_WHAT THE EXERCISE ASKS_
Every line that contains "ANGEWANDTE" must be located and copied from the data.

-------- LISTED ENTRIES --------

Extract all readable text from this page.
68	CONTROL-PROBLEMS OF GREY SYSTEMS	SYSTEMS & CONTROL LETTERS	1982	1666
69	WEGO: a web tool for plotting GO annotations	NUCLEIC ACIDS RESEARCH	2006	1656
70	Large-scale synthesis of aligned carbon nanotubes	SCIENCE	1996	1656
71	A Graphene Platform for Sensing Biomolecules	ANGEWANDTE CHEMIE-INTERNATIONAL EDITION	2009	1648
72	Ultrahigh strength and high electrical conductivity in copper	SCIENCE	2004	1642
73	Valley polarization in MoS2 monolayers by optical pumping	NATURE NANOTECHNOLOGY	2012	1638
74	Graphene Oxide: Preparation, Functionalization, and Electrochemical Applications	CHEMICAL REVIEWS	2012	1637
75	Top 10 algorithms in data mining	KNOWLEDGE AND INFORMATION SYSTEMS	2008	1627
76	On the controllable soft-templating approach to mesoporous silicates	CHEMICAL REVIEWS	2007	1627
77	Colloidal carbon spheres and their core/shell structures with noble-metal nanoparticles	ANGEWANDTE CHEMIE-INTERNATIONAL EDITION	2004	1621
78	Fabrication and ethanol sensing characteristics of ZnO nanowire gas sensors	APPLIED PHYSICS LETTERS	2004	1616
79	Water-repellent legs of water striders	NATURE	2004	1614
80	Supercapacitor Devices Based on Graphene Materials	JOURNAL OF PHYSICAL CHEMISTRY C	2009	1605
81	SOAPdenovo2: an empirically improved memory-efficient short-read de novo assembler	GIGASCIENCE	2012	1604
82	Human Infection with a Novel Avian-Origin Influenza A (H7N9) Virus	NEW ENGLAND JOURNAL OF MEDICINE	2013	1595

--------
-------- LISTED ENTRIES --------

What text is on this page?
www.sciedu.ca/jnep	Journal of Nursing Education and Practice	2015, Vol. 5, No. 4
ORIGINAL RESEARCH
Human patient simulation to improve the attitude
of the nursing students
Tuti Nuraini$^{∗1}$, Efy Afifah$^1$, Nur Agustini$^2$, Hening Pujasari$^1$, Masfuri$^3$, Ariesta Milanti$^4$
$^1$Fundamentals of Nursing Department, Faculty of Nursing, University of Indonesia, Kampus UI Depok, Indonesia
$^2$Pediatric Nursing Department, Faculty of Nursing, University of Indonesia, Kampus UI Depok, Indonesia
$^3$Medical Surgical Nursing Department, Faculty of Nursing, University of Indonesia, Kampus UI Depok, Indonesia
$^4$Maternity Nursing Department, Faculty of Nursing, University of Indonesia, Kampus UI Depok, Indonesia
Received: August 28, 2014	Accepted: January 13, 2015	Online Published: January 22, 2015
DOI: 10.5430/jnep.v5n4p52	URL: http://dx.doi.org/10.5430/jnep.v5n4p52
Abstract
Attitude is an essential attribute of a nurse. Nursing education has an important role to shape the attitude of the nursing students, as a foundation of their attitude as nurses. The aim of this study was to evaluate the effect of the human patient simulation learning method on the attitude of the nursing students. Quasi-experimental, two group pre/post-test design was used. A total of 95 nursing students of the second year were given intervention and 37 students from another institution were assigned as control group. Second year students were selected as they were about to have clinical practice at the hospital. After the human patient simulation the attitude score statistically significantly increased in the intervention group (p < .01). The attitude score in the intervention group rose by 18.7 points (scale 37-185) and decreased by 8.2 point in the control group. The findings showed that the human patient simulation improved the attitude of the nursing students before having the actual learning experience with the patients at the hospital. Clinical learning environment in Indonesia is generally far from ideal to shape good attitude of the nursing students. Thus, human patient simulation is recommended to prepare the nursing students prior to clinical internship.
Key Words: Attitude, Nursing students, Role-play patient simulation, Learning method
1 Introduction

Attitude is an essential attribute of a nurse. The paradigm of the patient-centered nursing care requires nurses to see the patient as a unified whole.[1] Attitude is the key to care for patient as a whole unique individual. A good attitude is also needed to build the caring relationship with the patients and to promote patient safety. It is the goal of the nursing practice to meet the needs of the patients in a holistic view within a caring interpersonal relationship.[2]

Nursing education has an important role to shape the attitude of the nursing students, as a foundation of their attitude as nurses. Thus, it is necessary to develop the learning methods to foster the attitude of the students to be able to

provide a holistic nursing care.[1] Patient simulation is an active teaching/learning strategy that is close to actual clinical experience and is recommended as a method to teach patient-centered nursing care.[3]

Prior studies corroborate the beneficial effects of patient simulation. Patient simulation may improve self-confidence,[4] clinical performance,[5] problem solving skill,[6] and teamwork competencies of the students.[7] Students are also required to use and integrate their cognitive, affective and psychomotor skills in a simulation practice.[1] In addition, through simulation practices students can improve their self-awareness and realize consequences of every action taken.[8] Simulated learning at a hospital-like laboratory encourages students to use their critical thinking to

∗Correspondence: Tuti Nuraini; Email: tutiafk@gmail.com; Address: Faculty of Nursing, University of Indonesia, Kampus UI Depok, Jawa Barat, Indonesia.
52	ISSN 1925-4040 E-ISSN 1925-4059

--------

_ANSWER FOR THE TASK_
71	A Graphene Platform for Sensing Biomolecules	ANGEWANDTE CHEMIE-INTERNATIONAL EDITION	2009	1648
77	Colloidal carbon spheres and their core/shell structures with noble-metal nanoparticles	ANGEWANDTE CHEMIE-INTERNATIONAL EDITION	2004	1621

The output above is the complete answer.